**Data shown:**
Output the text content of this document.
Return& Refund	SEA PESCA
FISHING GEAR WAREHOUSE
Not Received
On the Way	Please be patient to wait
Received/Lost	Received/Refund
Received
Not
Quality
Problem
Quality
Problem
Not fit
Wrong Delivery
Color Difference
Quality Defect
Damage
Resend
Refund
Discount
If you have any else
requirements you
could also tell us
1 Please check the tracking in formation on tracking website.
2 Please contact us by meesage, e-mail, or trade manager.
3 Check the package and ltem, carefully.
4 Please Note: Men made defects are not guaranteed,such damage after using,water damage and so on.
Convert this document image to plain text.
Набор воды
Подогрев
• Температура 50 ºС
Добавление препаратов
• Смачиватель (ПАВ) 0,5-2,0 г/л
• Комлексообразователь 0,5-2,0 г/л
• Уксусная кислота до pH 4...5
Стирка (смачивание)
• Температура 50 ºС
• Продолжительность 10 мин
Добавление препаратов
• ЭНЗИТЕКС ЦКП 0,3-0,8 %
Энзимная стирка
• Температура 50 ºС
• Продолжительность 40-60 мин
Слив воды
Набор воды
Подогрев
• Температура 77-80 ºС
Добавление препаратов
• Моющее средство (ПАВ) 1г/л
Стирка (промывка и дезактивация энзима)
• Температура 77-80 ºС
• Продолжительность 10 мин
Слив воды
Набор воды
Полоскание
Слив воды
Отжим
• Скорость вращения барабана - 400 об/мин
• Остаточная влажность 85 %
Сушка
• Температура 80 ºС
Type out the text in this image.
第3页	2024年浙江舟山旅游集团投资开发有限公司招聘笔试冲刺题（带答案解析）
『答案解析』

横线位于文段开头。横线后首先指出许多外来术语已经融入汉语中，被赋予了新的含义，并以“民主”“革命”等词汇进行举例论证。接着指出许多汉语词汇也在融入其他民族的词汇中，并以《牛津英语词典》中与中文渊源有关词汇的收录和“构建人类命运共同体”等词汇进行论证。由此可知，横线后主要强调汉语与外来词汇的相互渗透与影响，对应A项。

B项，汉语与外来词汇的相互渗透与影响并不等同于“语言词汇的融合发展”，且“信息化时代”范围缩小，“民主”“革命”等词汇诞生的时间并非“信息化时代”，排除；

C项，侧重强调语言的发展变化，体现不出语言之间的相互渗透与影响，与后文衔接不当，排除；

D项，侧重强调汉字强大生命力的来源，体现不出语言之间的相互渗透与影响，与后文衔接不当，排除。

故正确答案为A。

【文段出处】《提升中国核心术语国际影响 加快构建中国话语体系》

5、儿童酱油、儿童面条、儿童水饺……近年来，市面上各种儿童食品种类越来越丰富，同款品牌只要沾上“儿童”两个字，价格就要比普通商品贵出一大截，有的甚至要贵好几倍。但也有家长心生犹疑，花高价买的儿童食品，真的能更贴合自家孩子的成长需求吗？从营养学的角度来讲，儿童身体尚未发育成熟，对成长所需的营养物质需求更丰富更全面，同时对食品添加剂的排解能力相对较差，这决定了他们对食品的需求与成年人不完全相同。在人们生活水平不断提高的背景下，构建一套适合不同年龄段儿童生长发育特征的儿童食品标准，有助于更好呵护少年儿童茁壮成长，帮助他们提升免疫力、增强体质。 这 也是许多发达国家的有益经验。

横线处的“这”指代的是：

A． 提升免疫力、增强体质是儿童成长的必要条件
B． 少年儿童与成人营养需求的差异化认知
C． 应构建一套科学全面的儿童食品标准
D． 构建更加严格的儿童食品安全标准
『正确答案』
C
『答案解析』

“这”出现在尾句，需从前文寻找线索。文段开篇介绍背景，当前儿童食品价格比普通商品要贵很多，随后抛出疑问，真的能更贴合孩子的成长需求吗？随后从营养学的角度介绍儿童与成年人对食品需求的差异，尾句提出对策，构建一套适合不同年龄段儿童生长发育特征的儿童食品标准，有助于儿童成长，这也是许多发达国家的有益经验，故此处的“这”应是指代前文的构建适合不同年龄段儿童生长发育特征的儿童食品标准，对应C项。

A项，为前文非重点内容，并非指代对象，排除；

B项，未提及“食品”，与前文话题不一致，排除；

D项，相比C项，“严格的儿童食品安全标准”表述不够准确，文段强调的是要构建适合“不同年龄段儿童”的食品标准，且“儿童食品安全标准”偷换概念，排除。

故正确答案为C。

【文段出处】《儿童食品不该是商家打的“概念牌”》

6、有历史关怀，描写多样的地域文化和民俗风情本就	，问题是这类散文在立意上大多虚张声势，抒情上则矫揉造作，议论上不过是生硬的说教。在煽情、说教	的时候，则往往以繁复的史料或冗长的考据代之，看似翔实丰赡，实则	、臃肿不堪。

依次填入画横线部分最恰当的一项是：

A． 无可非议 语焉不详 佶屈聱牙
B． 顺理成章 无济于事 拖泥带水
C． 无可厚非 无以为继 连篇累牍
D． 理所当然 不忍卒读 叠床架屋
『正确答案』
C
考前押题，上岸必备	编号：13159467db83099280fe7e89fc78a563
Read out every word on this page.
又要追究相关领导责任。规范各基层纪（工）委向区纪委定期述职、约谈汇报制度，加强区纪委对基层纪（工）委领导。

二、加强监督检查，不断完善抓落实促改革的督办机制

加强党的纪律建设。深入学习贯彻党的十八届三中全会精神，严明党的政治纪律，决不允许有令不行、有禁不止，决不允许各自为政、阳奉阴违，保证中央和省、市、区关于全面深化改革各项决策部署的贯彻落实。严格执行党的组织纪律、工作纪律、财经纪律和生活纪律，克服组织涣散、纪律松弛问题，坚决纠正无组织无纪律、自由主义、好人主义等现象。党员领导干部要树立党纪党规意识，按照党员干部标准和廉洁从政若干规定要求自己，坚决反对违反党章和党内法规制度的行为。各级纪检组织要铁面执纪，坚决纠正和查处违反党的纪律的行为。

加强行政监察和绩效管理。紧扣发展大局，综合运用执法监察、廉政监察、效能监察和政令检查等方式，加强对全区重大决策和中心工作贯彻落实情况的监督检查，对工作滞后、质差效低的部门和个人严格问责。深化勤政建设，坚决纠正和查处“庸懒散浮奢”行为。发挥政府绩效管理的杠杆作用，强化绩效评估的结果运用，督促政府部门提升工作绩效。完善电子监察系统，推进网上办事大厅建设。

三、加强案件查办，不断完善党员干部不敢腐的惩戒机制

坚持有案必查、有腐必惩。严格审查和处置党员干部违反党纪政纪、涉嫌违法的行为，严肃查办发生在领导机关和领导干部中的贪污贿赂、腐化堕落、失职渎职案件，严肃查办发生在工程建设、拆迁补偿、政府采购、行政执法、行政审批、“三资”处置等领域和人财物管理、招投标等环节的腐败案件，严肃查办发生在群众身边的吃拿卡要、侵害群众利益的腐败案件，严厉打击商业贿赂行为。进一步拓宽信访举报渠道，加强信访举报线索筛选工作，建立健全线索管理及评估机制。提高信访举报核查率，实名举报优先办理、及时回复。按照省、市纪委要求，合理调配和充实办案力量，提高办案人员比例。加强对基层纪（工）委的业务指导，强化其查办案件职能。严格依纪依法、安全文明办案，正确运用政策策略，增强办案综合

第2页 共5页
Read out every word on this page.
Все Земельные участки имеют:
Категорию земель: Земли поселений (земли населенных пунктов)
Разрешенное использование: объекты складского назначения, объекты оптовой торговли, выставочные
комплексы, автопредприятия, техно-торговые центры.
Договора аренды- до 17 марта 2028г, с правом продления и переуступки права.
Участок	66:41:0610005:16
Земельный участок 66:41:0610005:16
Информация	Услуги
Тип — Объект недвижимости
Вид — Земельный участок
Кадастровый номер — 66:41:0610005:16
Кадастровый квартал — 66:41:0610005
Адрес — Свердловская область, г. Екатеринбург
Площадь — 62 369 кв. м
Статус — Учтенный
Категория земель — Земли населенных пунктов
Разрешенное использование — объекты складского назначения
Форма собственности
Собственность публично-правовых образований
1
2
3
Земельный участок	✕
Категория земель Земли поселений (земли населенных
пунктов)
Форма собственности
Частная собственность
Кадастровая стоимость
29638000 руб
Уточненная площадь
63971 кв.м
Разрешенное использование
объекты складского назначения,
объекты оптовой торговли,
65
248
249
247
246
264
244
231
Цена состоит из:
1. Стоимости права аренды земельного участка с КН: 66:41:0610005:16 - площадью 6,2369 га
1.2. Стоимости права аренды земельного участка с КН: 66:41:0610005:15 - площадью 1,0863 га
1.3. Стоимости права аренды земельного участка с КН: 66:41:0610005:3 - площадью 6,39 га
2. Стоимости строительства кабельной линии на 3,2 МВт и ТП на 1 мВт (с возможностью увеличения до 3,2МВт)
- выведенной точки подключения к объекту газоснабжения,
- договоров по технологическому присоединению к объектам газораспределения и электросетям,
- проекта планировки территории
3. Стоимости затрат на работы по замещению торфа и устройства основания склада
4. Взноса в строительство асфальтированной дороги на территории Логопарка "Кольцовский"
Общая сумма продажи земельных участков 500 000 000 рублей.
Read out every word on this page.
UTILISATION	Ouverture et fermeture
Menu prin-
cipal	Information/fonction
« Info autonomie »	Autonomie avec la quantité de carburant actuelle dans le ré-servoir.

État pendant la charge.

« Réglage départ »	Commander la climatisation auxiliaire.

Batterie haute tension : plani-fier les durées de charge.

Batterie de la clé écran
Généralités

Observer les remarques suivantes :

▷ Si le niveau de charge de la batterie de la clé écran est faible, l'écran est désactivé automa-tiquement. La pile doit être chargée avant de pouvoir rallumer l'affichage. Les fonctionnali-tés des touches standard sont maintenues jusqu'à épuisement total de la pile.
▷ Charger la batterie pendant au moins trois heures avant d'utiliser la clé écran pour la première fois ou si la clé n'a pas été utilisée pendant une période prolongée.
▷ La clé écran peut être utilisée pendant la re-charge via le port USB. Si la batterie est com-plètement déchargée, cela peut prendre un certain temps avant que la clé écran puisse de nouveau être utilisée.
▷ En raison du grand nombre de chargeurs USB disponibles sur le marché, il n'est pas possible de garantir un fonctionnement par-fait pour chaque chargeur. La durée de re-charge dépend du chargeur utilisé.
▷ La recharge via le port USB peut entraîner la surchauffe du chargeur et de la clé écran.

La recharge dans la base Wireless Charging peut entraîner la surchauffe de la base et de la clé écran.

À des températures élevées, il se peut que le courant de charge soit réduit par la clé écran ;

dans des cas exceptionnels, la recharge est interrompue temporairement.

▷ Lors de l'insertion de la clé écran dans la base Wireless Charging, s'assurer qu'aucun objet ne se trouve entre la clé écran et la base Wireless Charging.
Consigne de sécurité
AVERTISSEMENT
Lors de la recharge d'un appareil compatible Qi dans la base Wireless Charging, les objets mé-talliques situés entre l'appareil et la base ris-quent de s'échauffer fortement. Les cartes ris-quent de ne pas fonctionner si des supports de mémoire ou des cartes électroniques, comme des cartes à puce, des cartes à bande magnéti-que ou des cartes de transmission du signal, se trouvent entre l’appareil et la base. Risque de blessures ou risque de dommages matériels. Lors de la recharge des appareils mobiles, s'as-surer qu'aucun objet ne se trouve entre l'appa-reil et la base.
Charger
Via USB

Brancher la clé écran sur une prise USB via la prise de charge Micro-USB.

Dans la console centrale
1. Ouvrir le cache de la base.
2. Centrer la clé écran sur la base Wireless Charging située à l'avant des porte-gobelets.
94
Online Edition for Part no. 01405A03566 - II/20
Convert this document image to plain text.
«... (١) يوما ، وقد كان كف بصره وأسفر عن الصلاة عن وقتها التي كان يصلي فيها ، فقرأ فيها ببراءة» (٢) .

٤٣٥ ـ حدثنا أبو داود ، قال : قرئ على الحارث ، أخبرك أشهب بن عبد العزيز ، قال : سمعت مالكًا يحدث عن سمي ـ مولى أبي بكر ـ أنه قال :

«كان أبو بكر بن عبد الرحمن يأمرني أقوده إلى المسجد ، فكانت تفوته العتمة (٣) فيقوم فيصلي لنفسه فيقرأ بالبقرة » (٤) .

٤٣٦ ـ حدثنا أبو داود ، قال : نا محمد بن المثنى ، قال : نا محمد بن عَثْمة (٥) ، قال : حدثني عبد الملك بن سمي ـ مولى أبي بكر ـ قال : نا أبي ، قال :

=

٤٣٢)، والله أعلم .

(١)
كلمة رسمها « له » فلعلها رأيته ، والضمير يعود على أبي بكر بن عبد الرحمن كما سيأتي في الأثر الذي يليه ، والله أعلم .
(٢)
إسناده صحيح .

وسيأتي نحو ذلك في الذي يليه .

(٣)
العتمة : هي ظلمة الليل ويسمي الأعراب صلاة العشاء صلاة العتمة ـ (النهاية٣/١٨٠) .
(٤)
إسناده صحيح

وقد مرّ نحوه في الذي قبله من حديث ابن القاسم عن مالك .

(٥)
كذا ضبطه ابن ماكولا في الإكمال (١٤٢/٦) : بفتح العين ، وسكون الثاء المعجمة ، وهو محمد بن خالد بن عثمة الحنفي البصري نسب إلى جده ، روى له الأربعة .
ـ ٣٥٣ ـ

**What you should do:** Collect, from the material above, every line containing the word "населенных".

**Solution to the exercise:**
Категорию земель: Земли поселений (земли населенных пунктов)
Категория земель — Земли населенных пунктов
Категория земель Земли поселений (земли населенных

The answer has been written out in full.